Stored data:
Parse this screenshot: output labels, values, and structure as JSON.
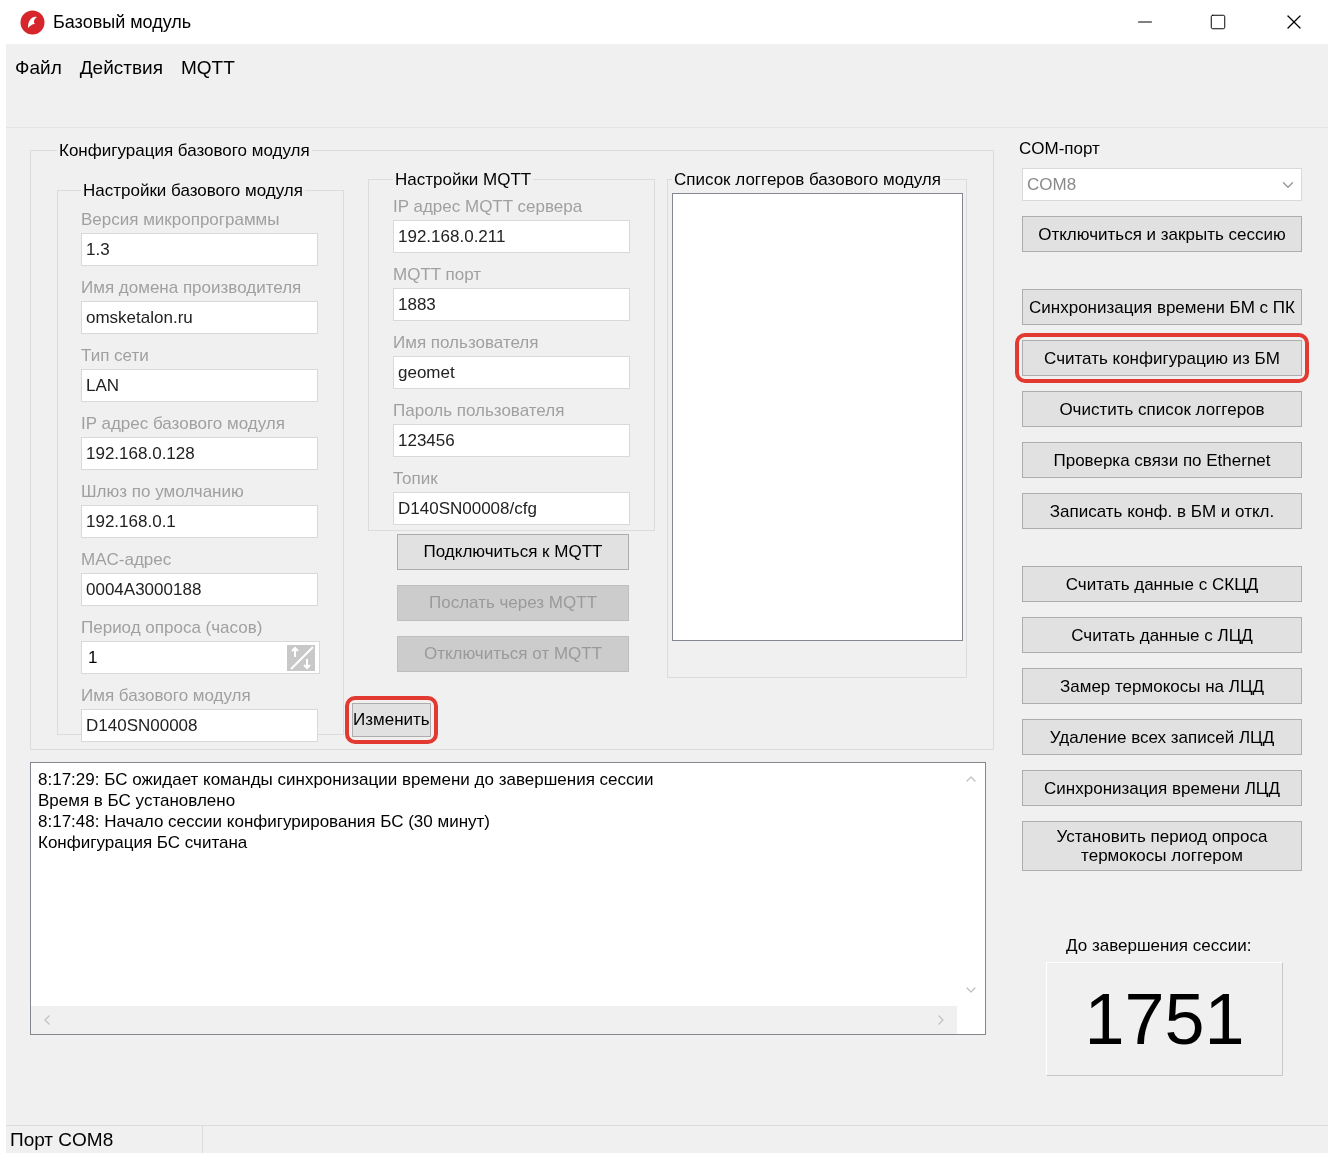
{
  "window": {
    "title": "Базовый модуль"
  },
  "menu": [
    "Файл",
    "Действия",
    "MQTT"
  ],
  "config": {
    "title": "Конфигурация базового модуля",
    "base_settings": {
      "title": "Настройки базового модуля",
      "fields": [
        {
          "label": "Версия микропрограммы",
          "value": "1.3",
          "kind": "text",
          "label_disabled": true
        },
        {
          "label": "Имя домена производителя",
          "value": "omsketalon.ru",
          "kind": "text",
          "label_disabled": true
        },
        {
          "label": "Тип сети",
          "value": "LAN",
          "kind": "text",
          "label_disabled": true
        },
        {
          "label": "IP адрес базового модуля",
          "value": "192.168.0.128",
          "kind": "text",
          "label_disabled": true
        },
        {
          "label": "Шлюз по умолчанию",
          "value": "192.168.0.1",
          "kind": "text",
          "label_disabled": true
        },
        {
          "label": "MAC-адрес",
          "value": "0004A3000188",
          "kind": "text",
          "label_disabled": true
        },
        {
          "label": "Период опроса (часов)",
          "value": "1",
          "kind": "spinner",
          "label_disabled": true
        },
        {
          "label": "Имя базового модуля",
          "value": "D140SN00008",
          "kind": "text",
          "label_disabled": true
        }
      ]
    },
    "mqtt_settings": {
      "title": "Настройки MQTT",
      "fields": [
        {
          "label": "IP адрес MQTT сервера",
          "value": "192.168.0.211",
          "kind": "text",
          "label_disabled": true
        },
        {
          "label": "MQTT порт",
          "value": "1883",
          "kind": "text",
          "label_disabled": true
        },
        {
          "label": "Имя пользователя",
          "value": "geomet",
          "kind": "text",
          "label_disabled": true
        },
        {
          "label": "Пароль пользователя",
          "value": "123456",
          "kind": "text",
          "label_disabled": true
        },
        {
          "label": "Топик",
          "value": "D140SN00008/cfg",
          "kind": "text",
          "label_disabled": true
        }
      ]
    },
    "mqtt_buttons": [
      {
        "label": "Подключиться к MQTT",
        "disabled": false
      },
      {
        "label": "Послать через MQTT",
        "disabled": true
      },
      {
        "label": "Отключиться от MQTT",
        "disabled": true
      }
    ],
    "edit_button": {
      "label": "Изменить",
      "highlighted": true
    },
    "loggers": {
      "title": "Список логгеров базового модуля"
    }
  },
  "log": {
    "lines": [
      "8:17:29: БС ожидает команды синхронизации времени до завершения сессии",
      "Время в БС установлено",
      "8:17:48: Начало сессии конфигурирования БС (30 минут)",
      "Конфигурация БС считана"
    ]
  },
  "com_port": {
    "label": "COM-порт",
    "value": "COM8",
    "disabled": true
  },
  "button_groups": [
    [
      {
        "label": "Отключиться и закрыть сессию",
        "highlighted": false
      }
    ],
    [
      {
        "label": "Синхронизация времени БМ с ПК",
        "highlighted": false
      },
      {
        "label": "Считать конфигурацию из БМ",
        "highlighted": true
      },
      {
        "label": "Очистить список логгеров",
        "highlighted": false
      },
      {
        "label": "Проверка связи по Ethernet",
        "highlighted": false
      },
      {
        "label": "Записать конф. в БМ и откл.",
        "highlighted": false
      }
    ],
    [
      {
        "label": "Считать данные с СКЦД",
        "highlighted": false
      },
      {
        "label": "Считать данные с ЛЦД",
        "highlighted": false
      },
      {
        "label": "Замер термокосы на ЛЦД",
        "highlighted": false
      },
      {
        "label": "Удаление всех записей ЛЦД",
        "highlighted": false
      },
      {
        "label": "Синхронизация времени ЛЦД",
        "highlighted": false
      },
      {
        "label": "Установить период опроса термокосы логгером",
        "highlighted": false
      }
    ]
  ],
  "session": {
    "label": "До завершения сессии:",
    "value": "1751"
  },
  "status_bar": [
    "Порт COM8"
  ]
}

Written exercise: Return every line above that contains the word "пользователя".

Answer to the task:
          "label": "Имя пользователя",
          "label": "Пароль пользователя",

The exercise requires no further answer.